### WHAT IS REQUIRED
Filter the lines below, copying only those with the string "icon".

### TASK DATA
============================================================

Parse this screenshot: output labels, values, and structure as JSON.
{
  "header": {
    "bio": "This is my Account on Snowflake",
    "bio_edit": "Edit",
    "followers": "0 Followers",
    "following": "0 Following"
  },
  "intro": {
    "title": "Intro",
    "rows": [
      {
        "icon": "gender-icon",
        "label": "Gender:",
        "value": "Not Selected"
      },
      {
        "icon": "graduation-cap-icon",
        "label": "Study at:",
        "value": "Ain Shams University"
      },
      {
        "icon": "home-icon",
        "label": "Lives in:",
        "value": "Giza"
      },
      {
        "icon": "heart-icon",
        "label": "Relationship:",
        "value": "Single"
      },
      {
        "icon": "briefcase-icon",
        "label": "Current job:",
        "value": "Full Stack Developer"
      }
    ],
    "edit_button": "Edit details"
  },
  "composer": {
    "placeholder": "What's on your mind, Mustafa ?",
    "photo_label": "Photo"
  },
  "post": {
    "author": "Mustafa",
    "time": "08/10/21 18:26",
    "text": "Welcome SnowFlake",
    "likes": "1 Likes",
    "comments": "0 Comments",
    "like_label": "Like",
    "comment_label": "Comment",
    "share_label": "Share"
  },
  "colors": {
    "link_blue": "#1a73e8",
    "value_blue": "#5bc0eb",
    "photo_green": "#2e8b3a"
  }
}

============================================================

### TASK RESULT
        "icon": "gender-icon",
        "icon": "graduation-cap-icon",
        "icon": "home-icon",
        "icon": "heart-icon",
        "icon": "briefcase-icon",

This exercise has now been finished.